Exercise objective: Set the data down again, exactly as it reads, but without the pictures.

(Collected data entries)
○ ○ ○ ○ ○ ○ ○
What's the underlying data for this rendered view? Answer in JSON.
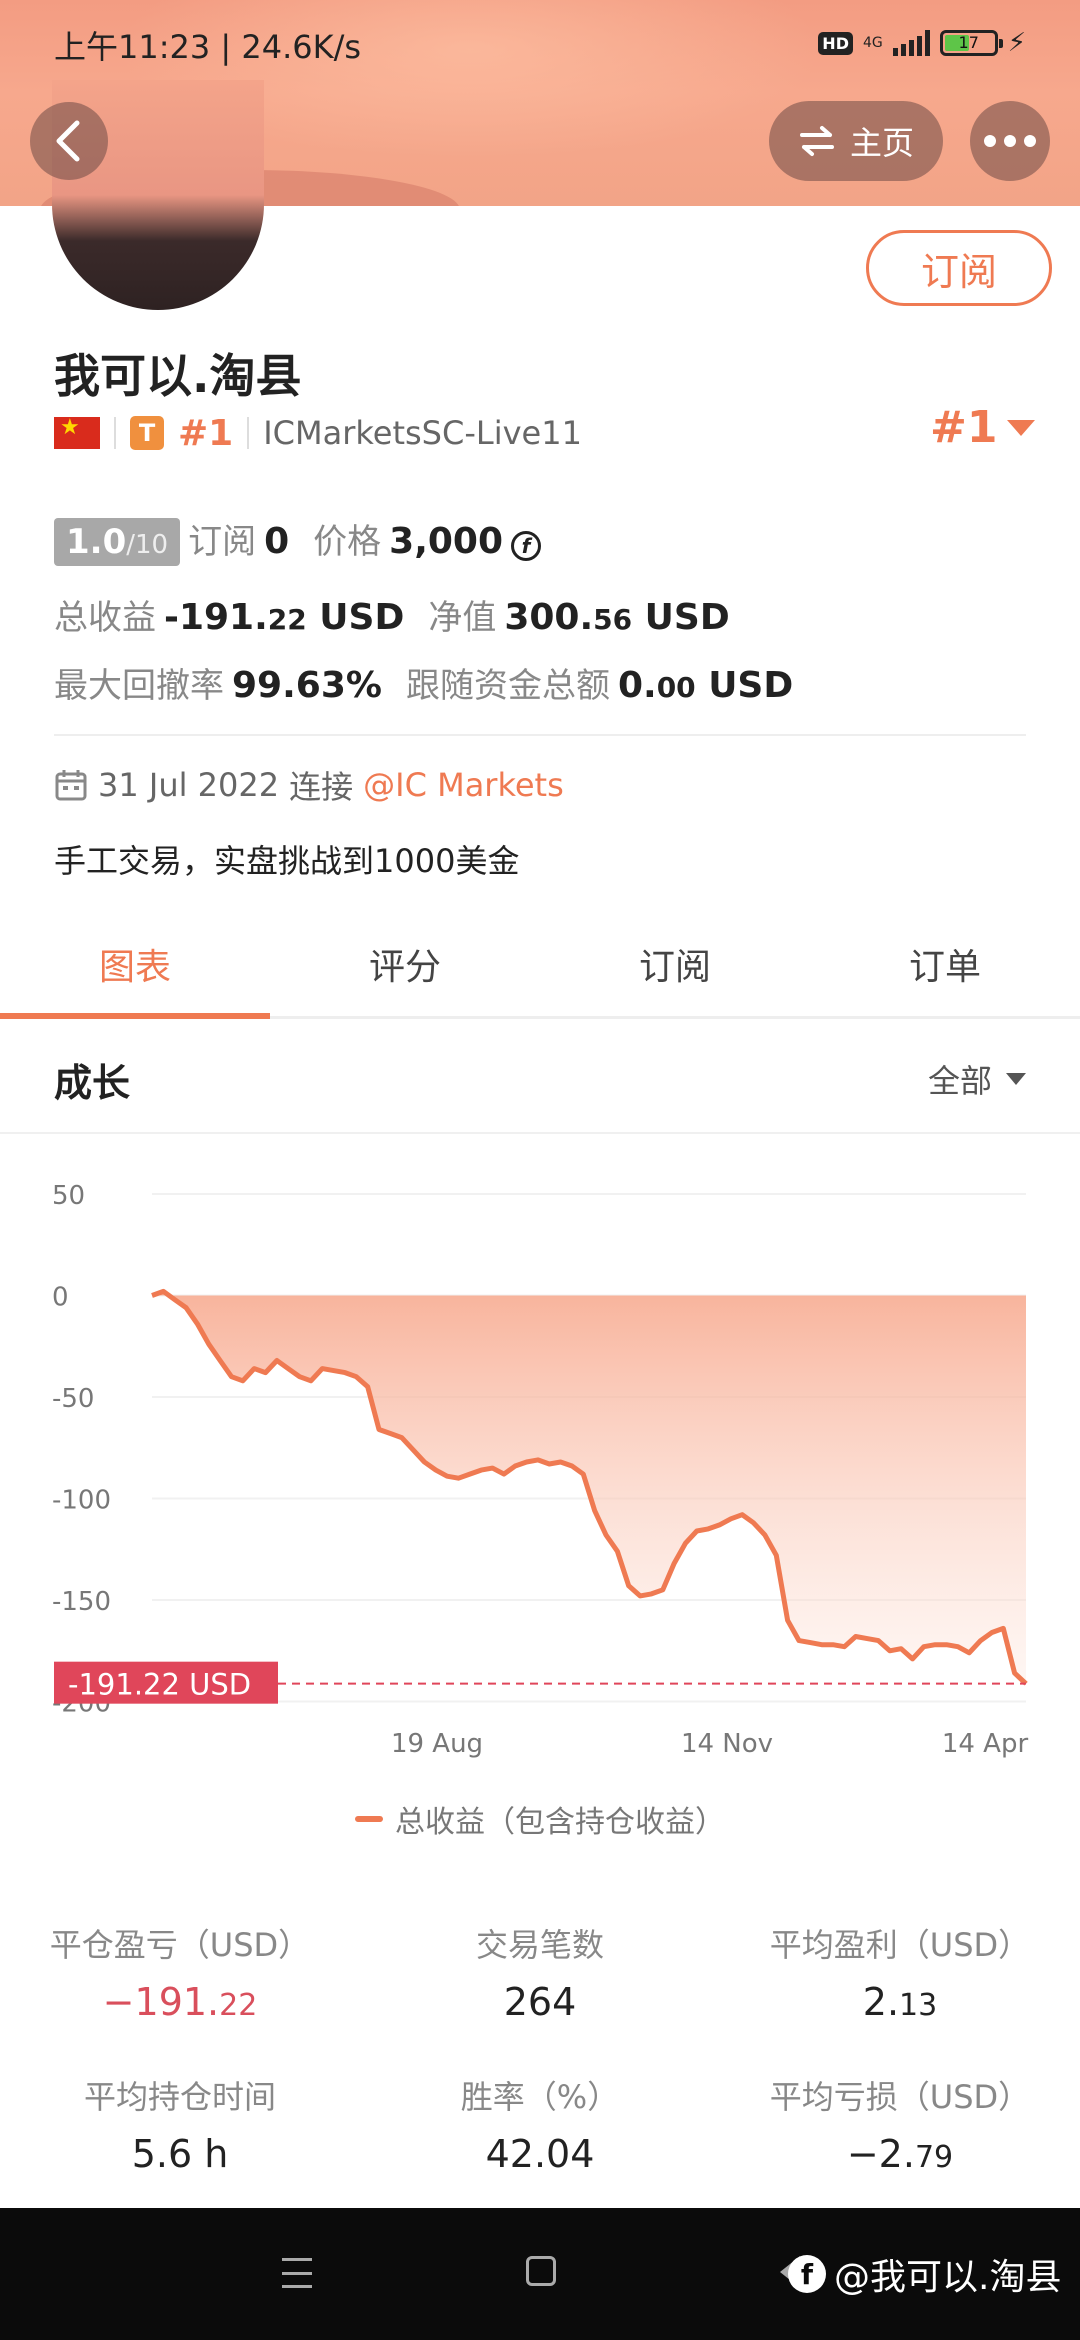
{
  "status_bar": {
    "time": "上午11:23 | 24.6K/s",
    "hd": "HD",
    "net": "4G",
    "battery": "17"
  },
  "header": {
    "home_label": "主页"
  },
  "profile": {
    "subscribe_label": "订阅",
    "name": "我可以.淘县",
    "rank": "#1",
    "server": "ICMarketsSC-Live11",
    "rank_right": "#1",
    "tier_badge": "T"
  },
  "stats": {
    "score": "1.0",
    "score_max": "/10",
    "subscriptions_label": "订阅",
    "subscriptions_value": "0",
    "price_label": "价格",
    "price_value": "3,000",
    "total_profit_label": "总收益",
    "total_profit_int": "-191.",
    "total_profit_dec": "22",
    "currency": "USD",
    "equity_label": "净值",
    "equity_int": "300.",
    "equity_dec": "56",
    "max_drawdown_label": "最大回撤率",
    "max_drawdown_value": "99.63%",
    "follow_funds_label": "跟随资金总额",
    "follow_funds_int": "0.",
    "follow_funds_dec": "00"
  },
  "connection": {
    "date": "31 Jul 2022",
    "connect_label": "连接",
    "broker": "@IC Markets"
  },
  "description": "手工交易，实盘挑战到1000美金",
  "tabs": [
    {
      "label": "图表",
      "active": true
    },
    {
      "label": "评分",
      "active": false
    },
    {
      "label": "订阅",
      "active": false
    },
    {
      "label": "订单",
      "active": false
    }
  ],
  "growth": {
    "title": "成长",
    "filter": "全部"
  },
  "chart_data": {
    "type": "area",
    "y_ticks": [
      "50",
      "0",
      "-50",
      "-100",
      "-150",
      "-200"
    ],
    "ylim": [
      -200,
      50
    ],
    "x_ticks": [
      "19 Aug",
      "14 Nov",
      "14 Apr"
    ],
    "current_label": "-191.22 USD",
    "current_value": -191.22,
    "series": [
      {
        "name": "总收益（包含持仓收益）",
        "values": [
          0,
          2,
          -2,
          -6,
          -14,
          -24,
          -32,
          -40,
          -42,
          -36,
          -38,
          -32,
          -36,
          -40,
          -42,
          -36,
          -37,
          -38,
          -40,
          -45,
          -66,
          -68,
          -70,
          -76,
          -82,
          -86,
          -89,
          -90,
          -88,
          -86,
          -85,
          -88,
          -84,
          -82,
          -81,
          -83,
          -82,
          -84,
          -88,
          -106,
          -118,
          -126,
          -143,
          -148,
          -147,
          -145,
          -132,
          -122,
          -116,
          -115,
          -113,
          -110,
          -108,
          -112,
          -118,
          -128,
          -160,
          -170,
          -171,
          -172,
          -172,
          -173,
          -168,
          -169,
          -170,
          -175,
          -174,
          -179,
          -173,
          -172,
          -172,
          -173,
          -176,
          -170,
          -166,
          -164,
          -186,
          -191.22
        ]
      }
    ]
  },
  "legend": "总收益（包含持仓收益）",
  "metrics": [
    {
      "label": "平仓盈亏（USD）",
      "value_main": "−191.",
      "value_small": "22",
      "negative": true
    },
    {
      "label": "交易笔数",
      "value_main": "264",
      "value_small": "",
      "negative": false
    },
    {
      "label": "平均盈利（USD）",
      "value_main": "2.",
      "value_small": "13",
      "negative": false
    },
    {
      "label": "平均持仓时间",
      "value_main": "5.6 h",
      "value_small": "",
      "negative": false
    },
    {
      "label": "胜率（%）",
      "value_main": "42.04",
      "value_small": "",
      "negative": false
    },
    {
      "label": "平均亏损（USD）",
      "value_main": "−2.",
      "value_small": "79",
      "negative": false
    }
  ],
  "watermark": "@我可以.淘县",
  "colors": {
    "accent": "#ef7a52",
    "negative": "#d94f5c",
    "label_bg": "#e0465a"
  }
}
○ ○ ○ ○ ○ ○ ○
Full response:
What's the underlying data for this rendered view? Answer in JSON.
{
  "status_bar": {
    "time": "上午11:23 | 24.6K/s",
    "hd": "HD",
    "net": "4G",
    "battery": "17"
  },
  "header": {
    "home_label": "主页"
  },
  "profile": {
    "subscribe_label": "订阅",
    "name": "我可以.淘县",
    "rank": "#1",
    "server": "ICMarketsSC-Live11",
    "rank_right": "#1",
    "tier_badge": "T"
  },
  "stats": {
    "score": "1.0",
    "score_max": "/10",
    "subscriptions_label": "订阅",
    "subscriptions_value": "0",
    "price_label": "价格",
    "price_value": "3,000",
    "total_profit_label": "总收益",
    "total_profit_int": "-191.",
    "total_profit_dec": "22",
    "currency": "USD",
    "equity_label": "净值",
    "equity_int": "300.",
    "equity_dec": "56",
    "max_drawdown_label": "最大回撤率",
    "max_drawdown_value": "99.63%",
    "follow_funds_label": "跟随资金总额",
    "follow_funds_int": "0.",
    "follow_funds_dec": "00"
  },
  "connection": {
    "date": "31 Jul 2022",
    "connect_label": "连接",
    "broker": "@IC Markets"
  },
  "description": "手工交易，实盘挑战到1000美金",
  "tabs": [
    {
      "label": "图表",
      "active": true
    },
    {
      "label": "评分",
      "active": false
    },
    {
      "label": "订阅",
      "active": false
    },
    {
      "label": "订单",
      "active": false
    }
  ],
  "growth": {
    "title": "成长",
    "filter": "全部"
  },
  "chart_data": {
    "type": "area",
    "y_ticks": [
      "50",
      "0",
      "-50",
      "-100",
      "-150",
      "-200"
    ],
    "ylim": [
      -200,
      50
    ],
    "x_ticks": [
      "19 Aug",
      "14 Nov",
      "14 Apr"
    ],
    "current_label": "-191.22 USD",
    "current_value": -191.22,
    "series": [
      {
        "name": "总收益（包含持仓收益）",
        "values": [
          0,
          2,
          -2,
          -6,
          -14,
          -24,
          -32,
          -40,
          -42,
          -36,
          -38,
          -32,
          -36,
          -40,
          -42,
          -36,
          -37,
          -38,
          -40,
          -45,
          -66,
          -68,
          -70,
          -76,
          -82,
          -86,
          -89,
          -90,
          -88,
          -86,
          -85,
          -88,
          -84,
          -82,
          -81,
          -83,
          -82,
          -84,
          -88,
          -106,
          -118,
          -126,
          -143,
          -148,
          -147,
          -145,
          -132,
          -122,
          -116,
          -115,
          -113,
          -110,
          -108,
          -112,
          -118,
          -128,
          -160,
          -170,
          -171,
          -172,
          -172,
          -173,
          -168,
          -169,
          -170,
          -175,
          -174,
          -179,
          -173,
          -172,
          -172,
          -173,
          -176,
          -170,
          -166,
          -164,
          -186,
          -191.22
        ]
      }
    ]
  },
  "legend": "总收益（包含持仓收益）",
  "metrics": [
    {
      "label": "平仓盈亏（USD）",
      "value_main": "−191.",
      "value_small": "22",
      "negative": true
    },
    {
      "label": "交易笔数",
      "value_main": "264",
      "value_small": "",
      "negative": false
    },
    {
      "label": "平均盈利（USD）",
      "value_main": "2.",
      "value_small": "13",
      "negative": false
    },
    {
      "label": "平均持仓时间",
      "value_main": "5.6 h",
      "value_small": "",
      "negative": false
    },
    {
      "label": "胜率（%）",
      "value_main": "42.04",
      "value_small": "",
      "negative": false
    },
    {
      "label": "平均亏损（USD）",
      "value_main": "−2.",
      "value_small": "79",
      "negative": false
    }
  ],
  "watermark": "@我可以.淘县",
  "colors": {
    "accent": "#ef7a52",
    "negative": "#d94f5c",
    "label_bg": "#e0465a"
  }
}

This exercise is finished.